#### Records for the task
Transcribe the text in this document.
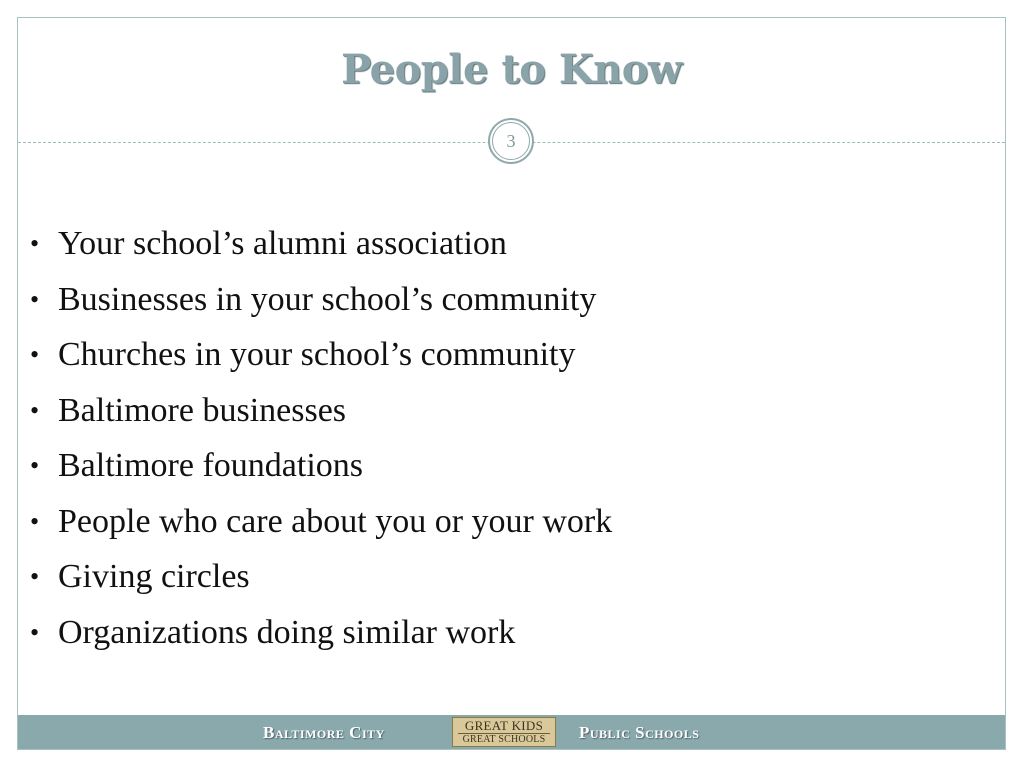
People to Know
3
• Your school’s alumni association
• Businesses in your school’s community
• Churches in your school’s community
• Baltimore businesses
• Baltimore foundations
• People who care about you or your work
• Giving circles
• Organizations doing similar work
Baltimore City	GREAT KIDS
GREAT SCHOOLS Public Schools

#### Task to carry out
Print the records word for word and exclude any picture they hold.

#### Exercise response
Transcribe the text in this document.
People to Know
3
• Your school’s alumni association
• Businesses in your school’s community
• Churches in your school’s community
• Baltimore businesses
• Baltimore foundations
• People who care about you or your work
• Giving circles
• Organizations doing similar work
Baltimore City	GREAT KIDS
GREAT SCHOOLS Public Schools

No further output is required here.